(Data excerpts)
--------------------------------------------------
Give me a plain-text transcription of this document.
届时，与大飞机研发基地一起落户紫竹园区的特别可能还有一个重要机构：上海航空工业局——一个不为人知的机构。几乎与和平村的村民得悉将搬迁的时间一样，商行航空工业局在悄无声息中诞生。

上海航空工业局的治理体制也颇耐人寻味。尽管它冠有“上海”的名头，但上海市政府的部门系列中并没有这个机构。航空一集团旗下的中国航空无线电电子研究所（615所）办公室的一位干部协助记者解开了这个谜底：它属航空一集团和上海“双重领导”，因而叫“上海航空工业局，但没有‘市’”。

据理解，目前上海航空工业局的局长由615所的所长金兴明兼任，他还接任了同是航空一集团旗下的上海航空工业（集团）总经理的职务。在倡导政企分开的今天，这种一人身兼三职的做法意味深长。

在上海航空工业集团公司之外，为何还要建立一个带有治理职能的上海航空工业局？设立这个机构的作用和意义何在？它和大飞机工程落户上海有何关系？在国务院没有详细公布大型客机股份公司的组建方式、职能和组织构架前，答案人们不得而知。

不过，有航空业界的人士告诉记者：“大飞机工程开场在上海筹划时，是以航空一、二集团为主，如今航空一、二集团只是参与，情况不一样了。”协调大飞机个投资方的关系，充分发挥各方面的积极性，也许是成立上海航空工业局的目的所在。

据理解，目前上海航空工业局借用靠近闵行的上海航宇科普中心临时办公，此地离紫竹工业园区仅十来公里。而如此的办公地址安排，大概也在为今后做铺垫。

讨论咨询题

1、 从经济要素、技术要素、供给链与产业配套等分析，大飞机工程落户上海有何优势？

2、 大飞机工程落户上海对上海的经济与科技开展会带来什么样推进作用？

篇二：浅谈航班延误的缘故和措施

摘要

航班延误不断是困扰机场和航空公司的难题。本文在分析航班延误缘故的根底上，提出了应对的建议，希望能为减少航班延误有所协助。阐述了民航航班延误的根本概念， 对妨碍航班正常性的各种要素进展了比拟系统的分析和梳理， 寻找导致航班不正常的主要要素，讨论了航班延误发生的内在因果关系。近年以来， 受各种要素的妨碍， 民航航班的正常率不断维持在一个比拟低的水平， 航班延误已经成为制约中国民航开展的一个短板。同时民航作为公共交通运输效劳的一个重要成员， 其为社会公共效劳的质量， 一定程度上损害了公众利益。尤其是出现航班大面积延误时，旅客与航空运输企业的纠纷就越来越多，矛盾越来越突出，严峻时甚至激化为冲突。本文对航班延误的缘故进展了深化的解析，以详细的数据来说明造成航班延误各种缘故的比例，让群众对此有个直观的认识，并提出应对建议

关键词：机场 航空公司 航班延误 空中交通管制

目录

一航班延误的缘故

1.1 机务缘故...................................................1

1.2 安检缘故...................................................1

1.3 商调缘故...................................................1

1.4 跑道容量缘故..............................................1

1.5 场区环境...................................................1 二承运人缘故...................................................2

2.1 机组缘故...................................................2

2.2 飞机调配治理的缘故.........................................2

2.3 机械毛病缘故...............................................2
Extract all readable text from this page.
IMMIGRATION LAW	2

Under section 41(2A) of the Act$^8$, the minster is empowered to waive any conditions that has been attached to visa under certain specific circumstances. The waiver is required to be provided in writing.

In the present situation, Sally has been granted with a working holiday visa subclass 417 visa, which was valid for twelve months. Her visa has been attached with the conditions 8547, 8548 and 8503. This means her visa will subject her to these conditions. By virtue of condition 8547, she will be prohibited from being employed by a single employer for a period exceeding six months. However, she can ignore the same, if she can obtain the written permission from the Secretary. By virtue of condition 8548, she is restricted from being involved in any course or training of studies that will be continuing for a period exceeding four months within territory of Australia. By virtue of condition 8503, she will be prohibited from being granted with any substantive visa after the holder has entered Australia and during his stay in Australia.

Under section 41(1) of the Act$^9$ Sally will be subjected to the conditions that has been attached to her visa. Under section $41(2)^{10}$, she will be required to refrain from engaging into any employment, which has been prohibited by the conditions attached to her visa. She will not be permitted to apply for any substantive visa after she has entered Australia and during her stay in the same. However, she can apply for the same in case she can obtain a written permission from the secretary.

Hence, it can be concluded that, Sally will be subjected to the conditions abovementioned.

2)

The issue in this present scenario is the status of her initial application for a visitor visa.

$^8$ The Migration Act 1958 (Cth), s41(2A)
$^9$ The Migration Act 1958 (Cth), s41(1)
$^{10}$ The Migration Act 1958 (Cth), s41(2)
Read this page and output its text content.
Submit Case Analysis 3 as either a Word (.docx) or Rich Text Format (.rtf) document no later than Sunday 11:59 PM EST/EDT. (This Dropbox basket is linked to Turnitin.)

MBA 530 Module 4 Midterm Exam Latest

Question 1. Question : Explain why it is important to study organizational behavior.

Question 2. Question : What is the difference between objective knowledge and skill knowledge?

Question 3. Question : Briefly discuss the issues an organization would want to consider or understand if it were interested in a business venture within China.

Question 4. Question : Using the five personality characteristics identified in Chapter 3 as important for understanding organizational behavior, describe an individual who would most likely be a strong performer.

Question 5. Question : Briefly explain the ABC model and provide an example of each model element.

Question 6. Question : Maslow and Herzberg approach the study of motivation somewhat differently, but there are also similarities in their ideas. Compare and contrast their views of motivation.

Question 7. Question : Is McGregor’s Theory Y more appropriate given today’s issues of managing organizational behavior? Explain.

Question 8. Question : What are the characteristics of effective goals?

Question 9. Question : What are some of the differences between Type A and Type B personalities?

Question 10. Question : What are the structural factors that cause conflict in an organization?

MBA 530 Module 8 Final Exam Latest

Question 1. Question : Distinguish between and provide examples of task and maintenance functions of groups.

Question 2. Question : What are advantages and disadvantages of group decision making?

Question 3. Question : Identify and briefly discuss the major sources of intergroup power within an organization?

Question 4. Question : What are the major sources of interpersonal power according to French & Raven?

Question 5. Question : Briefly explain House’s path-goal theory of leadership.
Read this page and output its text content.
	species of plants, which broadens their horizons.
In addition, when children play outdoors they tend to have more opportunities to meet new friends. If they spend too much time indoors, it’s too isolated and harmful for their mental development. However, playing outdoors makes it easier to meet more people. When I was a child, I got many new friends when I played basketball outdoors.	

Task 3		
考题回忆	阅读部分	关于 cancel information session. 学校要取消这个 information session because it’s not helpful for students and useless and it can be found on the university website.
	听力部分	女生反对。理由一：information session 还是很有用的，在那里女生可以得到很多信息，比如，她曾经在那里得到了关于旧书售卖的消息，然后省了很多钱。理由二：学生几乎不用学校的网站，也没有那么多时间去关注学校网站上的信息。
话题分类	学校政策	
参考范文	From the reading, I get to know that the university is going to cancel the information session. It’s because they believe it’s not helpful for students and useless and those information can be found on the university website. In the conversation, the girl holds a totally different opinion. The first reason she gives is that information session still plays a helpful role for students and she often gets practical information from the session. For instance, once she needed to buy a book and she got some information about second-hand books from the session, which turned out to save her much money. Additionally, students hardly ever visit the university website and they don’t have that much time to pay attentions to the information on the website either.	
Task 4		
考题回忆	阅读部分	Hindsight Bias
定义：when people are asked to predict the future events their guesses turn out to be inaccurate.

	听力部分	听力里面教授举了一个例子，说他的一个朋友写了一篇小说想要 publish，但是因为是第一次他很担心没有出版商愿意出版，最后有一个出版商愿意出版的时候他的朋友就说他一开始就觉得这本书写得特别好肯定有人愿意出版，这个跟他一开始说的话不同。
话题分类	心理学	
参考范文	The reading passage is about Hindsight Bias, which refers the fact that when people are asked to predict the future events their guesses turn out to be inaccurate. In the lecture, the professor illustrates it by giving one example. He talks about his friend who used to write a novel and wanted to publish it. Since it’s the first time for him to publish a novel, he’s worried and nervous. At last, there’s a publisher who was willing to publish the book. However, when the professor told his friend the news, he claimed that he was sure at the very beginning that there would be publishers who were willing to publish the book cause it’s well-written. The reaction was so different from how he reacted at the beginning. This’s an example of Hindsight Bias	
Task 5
--------------------------------------------------
TASK INSTRUCTIONS. From the listing, copy each line containing the word "Latest".

SOLUTION TO THE EXERCISE.
MBA 530 Module 4 Midterm Exam Latest
MBA 530 Module 8 Final Exam Latest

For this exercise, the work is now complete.